• **TASK INSTRUCTIONS**: List all lines in the material below that contain "Білодід".

* * * *

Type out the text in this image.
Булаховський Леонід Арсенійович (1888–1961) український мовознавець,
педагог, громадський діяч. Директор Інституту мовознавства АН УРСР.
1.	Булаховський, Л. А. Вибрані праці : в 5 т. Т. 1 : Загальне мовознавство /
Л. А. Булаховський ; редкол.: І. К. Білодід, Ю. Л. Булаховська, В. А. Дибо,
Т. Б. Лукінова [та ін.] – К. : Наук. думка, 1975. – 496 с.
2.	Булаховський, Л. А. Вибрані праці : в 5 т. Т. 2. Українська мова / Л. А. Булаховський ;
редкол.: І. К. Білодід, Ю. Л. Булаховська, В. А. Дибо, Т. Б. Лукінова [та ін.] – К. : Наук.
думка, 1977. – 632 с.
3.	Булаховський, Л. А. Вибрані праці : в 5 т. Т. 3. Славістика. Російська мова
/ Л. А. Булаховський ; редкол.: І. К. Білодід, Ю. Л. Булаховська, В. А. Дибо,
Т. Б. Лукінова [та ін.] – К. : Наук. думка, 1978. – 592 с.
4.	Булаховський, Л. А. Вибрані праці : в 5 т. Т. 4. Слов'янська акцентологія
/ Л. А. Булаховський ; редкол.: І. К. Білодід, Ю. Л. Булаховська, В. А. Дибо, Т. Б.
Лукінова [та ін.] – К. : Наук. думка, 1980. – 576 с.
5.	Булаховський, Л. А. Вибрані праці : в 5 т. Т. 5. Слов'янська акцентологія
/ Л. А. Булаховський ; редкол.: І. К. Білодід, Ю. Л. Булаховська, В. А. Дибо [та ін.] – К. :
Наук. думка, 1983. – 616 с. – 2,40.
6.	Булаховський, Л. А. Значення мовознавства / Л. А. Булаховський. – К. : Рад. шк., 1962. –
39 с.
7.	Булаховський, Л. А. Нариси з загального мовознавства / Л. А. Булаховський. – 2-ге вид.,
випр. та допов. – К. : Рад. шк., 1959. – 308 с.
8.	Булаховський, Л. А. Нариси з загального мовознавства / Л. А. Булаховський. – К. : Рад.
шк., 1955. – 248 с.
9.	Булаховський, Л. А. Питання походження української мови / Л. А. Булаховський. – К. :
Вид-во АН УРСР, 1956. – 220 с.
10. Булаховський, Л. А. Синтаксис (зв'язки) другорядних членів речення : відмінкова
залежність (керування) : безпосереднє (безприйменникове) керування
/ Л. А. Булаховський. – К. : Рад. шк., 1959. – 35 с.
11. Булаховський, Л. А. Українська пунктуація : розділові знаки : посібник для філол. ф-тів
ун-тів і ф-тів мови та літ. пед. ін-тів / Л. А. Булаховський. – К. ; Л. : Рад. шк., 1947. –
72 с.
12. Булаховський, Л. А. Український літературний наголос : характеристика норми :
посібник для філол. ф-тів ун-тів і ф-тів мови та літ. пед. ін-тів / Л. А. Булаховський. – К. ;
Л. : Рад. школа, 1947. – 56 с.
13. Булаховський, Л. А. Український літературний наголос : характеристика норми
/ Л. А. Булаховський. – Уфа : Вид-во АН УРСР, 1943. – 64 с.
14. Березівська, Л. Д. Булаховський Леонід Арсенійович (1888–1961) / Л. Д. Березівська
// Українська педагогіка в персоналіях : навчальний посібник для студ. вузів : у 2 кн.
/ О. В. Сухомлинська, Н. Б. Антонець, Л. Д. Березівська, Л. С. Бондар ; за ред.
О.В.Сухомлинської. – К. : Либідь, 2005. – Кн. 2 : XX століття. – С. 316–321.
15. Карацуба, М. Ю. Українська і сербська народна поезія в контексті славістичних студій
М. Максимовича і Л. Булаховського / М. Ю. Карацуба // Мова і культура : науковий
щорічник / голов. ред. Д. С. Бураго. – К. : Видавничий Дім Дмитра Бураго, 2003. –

* * * *

• **FULL OUTPUT**:
Л. А. Булаховський ; редкол.: І. К. Білодід, Ю. Л. Булаховська, В. А. Дибо,
редкол.: І. К. Білодід, Ю. Л. Булаховська, В. А. Дибо, Т. Б. Лукінова [та ін.] – К. : Наук.
/ Л. А. Булаховський ; редкол.: І. К. Білодід, Ю. Л. Булаховська, В. А. Дибо,
/ Л. А. Булаховський ; редкол.: І. К. Білодід, Ю. Л. Булаховська, В. А. Дибо, Т. Б.
/ Л. А. Булаховський ; редкол.: І. К. Білодід, Ю. Л. Булаховська, В. А. Дибо [та ін.] – К. :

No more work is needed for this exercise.